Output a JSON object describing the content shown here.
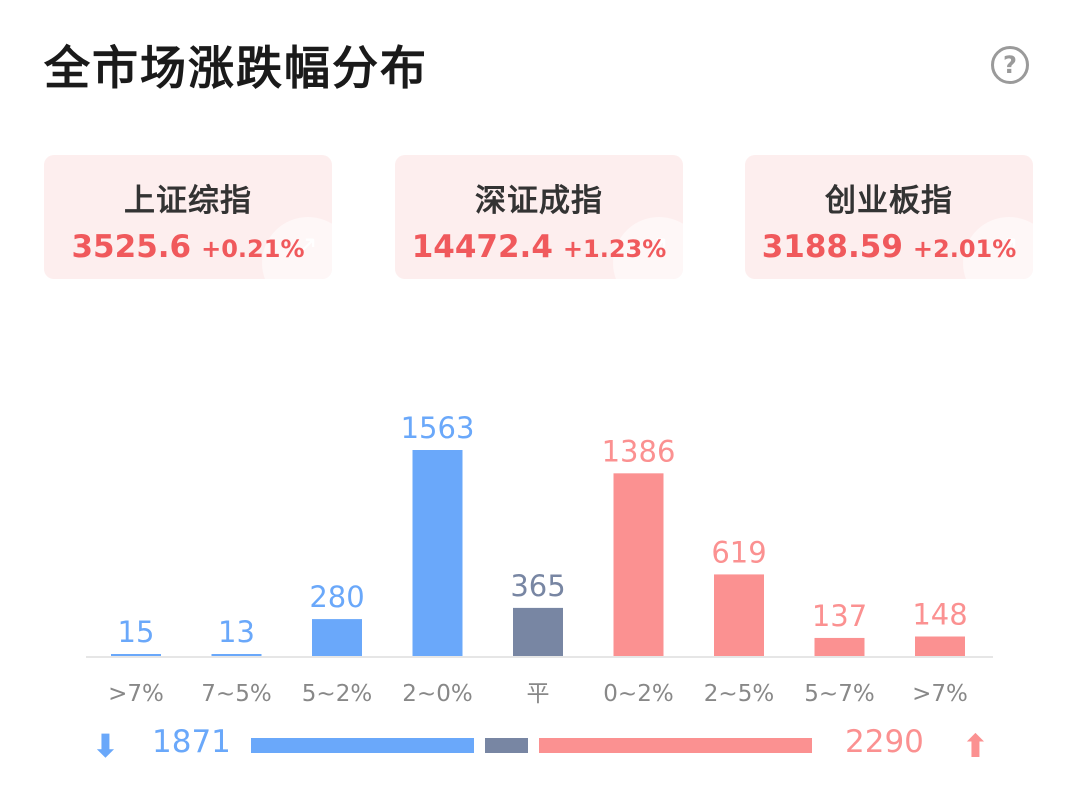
{
  "header": {
    "title": "全市场涨跌幅分布",
    "help_icon": "?"
  },
  "indices": [
    {
      "name": "上证综指",
      "price": "3525.6",
      "change": "+0.21%"
    },
    {
      "name": "深证成指",
      "price": "14472.4",
      "change": "+1.23%"
    },
    {
      "name": "创业板指",
      "price": "3188.59",
      "change": "+2.01%"
    }
  ],
  "colors": {
    "down": "#6aa8fa",
    "flat": "#7886a3",
    "up": "#fb9191",
    "up_text": "#f0595c",
    "axis_label": "#888888"
  },
  "chart_data": {
    "type": "bar",
    "categories": [
      ">7%",
      "7~5%",
      "5~2%",
      "2~0%",
      "平",
      "0~2%",
      "2~5%",
      "5~7%",
      ">7%"
    ],
    "values": [
      15,
      13,
      280,
      1563,
      365,
      1386,
      619,
      137,
      148
    ],
    "groups": [
      "down",
      "down",
      "down",
      "down",
      "flat",
      "up",
      "up",
      "up",
      "up"
    ],
    "title": "",
    "xlabel": "",
    "ylabel": "",
    "ylim": [
      0,
      1563
    ],
    "grid": false
  },
  "totals": {
    "down_count": "1871",
    "up_count": "2290",
    "flat_count": 365,
    "down_arrow_icon": "⬇",
    "up_arrow_icon": "⬆"
  }
}
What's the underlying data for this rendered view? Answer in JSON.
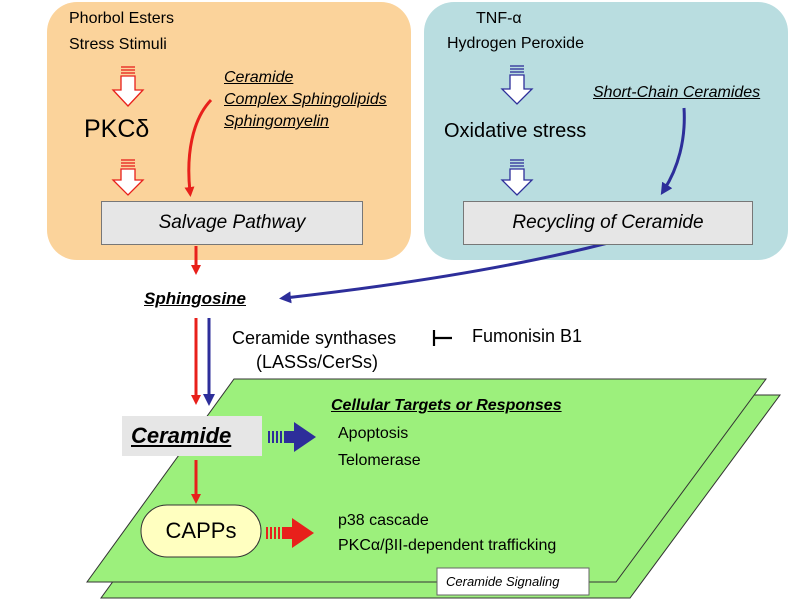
{
  "left_panel": {
    "inducers": [
      "Phorbol Esters",
      "Stress Stimuli"
    ],
    "kinase": "PKCδ",
    "lipids": [
      "Ceramide",
      "Complex Sphingolipids",
      "Sphingomyelin"
    ],
    "pathway": "Salvage Pathway"
  },
  "right_panel": {
    "inducers": [
      "TNF-α",
      "Hydrogen Peroxide"
    ],
    "stress": "Oxidative stress",
    "lipids": "Short-Chain Ceramides",
    "pathway": "Recycling of Ceramide"
  },
  "center": {
    "sphingosine": "Sphingosine",
    "synthases": [
      "Ceramide synthases",
      "(LASSs/CerSs)"
    ],
    "inhibitor": "Fumonisin B1",
    "ceramide": "Ceramide",
    "capps": "CAPPs"
  },
  "signaling": {
    "heading": "Cellular Targets or Responses",
    "responses_ceramide": [
      "Apoptosis",
      "Telomerase"
    ],
    "responses_capps": [
      "p38 cascade",
      "PKCα/βII-dependent trafficking"
    ],
    "tag": "Ceramide Signaling"
  },
  "colors": {
    "left_panel_fill": "#fbd39b",
    "right_panel_fill": "#b9dde0",
    "sheet_green": "#9cf07c",
    "red_arrow": "#e8201b",
    "blue_arrow": "#2d2e9a",
    "capps_fill": "#ffffc0"
  }
}
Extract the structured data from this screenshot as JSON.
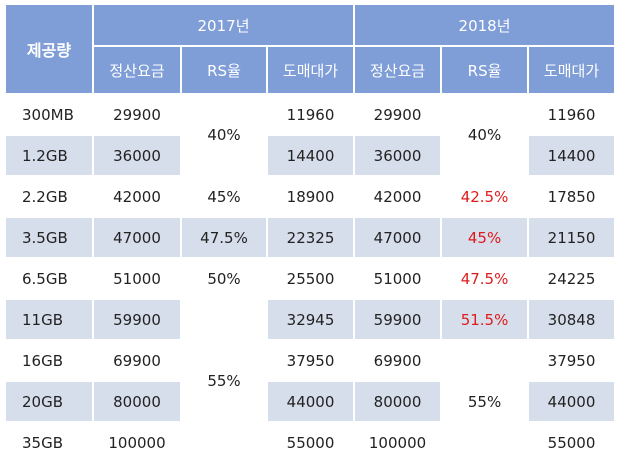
{
  "header": {
    "corner": "제공량",
    "years": [
      "2017년",
      "2018년"
    ],
    "subs": [
      "정산요금",
      "RS율",
      "도매대가",
      "정산요금",
      "RS율",
      "도매대가"
    ]
  },
  "rows": [
    {
      "cap": "300MB",
      "s17": "29900",
      "w17": "11960",
      "s18": "29900",
      "w18": "11960"
    },
    {
      "cap": "1.2GB",
      "s17": "36000",
      "w17": "14400",
      "s18": "36000",
      "w18": "14400"
    },
    {
      "cap": "2.2GB",
      "s17": "42000",
      "w17": "18900",
      "s18": "42000",
      "w18": "17850"
    },
    {
      "cap": "3.5GB",
      "s17": "47000",
      "w17": "22325",
      "s18": "47000",
      "w18": "21150"
    },
    {
      "cap": "6.5GB",
      "s17": "51000",
      "w17": "25500",
      "s18": "51000",
      "w18": "24225"
    },
    {
      "cap": "11GB",
      "s17": "59900",
      "w17": "32945",
      "s18": "59900",
      "w18": "30848"
    },
    {
      "cap": "16GB",
      "s17": "69900",
      "w17": "37950",
      "s18": "69900",
      "w18": "37950"
    },
    {
      "cap": "20GB",
      "s17": "80000",
      "w17": "44000",
      "s18": "80000",
      "w18": "44000"
    },
    {
      "cap": "35GB",
      "s17": "100000",
      "w17": "55000",
      "s18": "100000",
      "w18": "55000"
    }
  ],
  "rs2017": [
    "40%",
    "45%",
    "47.5%",
    "50%",
    "55%"
  ],
  "rs2018": [
    "40%",
    "42.5%",
    "45%",
    "47.5%",
    "51.5%",
    "55%"
  ],
  "colors": {
    "header": "#7f9dd6",
    "band": "#d6deeb",
    "highlight": "#e01b1b"
  }
}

————

DIRECTION: Leave every image out, and retype the material exactly.

WRITTEN ANSWER:
Output a JSON object describing the content shown here.
{
  "header": {
    "title": "全市场涨跌幅分布",
    "help_icon": "?"
  },
  "indices": [
    {
      "name": "上证综指",
      "price": "3525.6",
      "change": "+0.21%"
    },
    {
      "name": "深证成指",
      "price": "14472.4",
      "change": "+1.23%"
    },
    {
      "name": "创业板指",
      "price": "3188.59",
      "change": "+2.01%"
    }
  ],
  "colors": {
    "down": "#6aa8fa",
    "flat": "#7886a3",
    "up": "#fb9191",
    "up_text": "#f0595c",
    "axis_label": "#888888"
  },
  "chart_data": {
    "type": "bar",
    "categories": [
      ">7%",
      "7~5%",
      "5~2%",
      "2~0%",
      "平",
      "0~2%",
      "2~5%",
      "5~7%",
      ">7%"
    ],
    "values": [
      15,
      13,
      280,
      1563,
      365,
      1386,
      619,
      137,
      148
    ],
    "groups": [
      "down",
      "down",
      "down",
      "down",
      "flat",
      "up",
      "up",
      "up",
      "up"
    ],
    "title": "",
    "xlabel": "",
    "ylabel": "",
    "ylim": [
      0,
      1563
    ],
    "grid": false
  },
  "totals": {
    "down_count": "1871",
    "up_count": "2290",
    "flat_count": 365,
    "down_arrow_icon": "⬇",
    "up_arrow_icon": "⬆"
  }
}
What's the underlying data for this rendered view? Answer in JSON.
{
  "left_panel": {
    "inducers": [
      "Phorbol Esters",
      "Stress Stimuli"
    ],
    "kinase": "PKCδ",
    "lipids": [
      "Ceramide",
      "Complex Sphingolipids",
      "Sphingomyelin"
    ],
    "pathway": "Salvage Pathway"
  },
  "right_panel": {
    "inducers": [
      "TNF-α",
      "Hydrogen Peroxide"
    ],
    "stress": "Oxidative stress",
    "lipids": "Short-Chain Ceramides",
    "pathway": "Recycling of Ceramide"
  },
  "center": {
    "sphingosine": "Sphingosine",
    "synthases": [
      "Ceramide synthases",
      "(LASSs/CerSs)"
    ],
    "inhibitor": "Fumonisin B1",
    "ceramide": "Ceramide",
    "capps": "CAPPs"
  },
  "signaling": {
    "heading": "Cellular Targets or Responses",
    "responses_ceramide": [
      "Apoptosis",
      "Telomerase"
    ],
    "responses_capps": [
      "p38 cascade",
      "PKCα/βII-dependent trafficking"
    ],
    "tag": "Ceramide Signaling"
  },
  "colors": {
    "left_panel_fill": "#fbd39b",
    "right_panel_fill": "#b9dde0",
    "sheet_green": "#9cf07c",
    "red_arrow": "#e8201b",
    "blue_arrow": "#2d2e9a",
    "capps_fill": "#ffffc0"
  }
}
Extract the structured data from this screenshot as JSON.
{
  "header": {
    "corner": "제공량",
    "years": [
      "2017년",
      "2018년"
    ],
    "subs": [
      "정산요금",
      "RS율",
      "도매대가",
      "정산요금",
      "RS율",
      "도매대가"
    ]
  },
  "rows": [
    {
      "cap": "300MB",
      "s17": "29900",
      "w17": "11960",
      "s18": "29900",
      "w18": "11960"
    },
    {
      "cap": "1.2GB",
      "s17": "36000",
      "w17": "14400",
      "s18": "36000",
      "w18": "14400"
    },
    {
      "cap": "2.2GB",
      "s17": "42000",
      "w17": "18900",
      "s18": "42000",
      "w18": "17850"
    },
    {
      "cap": "3.5GB",
      "s17": "47000",
      "w17": "22325",
      "s18": "47000",
      "w18": "21150"
    },
    {
      "cap": "6.5GB",
      "s17": "51000",
      "w17": "25500",
      "s18": "51000",
      "w18": "24225"
    },
    {
      "cap": "11GB",
      "s17": "59900",
      "w17": "32945",
      "s18": "59900",
      "w18": "30848"
    },
    {
      "cap": "16GB",
      "s17": "69900",
      "w17": "37950",
      "s18": "69900",
      "w18": "37950"
    },
    {
      "cap": "20GB",
      "s17": "80000",
      "w17": "44000",
      "s18": "80000",
      "w18": "44000"
    },
    {
      "cap": "35GB",
      "s17": "100000",
      "w17": "55000",
      "s18": "100000",
      "w18": "55000"
    }
  ],
  "rs2017": [
    "40%",
    "45%",
    "47.5%",
    "50%",
    "55%"
  ],
  "rs2018": [
    "40%",
    "42.5%",
    "45%",
    "47.5%",
    "51.5%",
    "55%"
  ],
  "colors": {
    "header": "#7f9dd6",
    "band": "#d6deeb",
    "highlight": "#e01b1b"
  }
}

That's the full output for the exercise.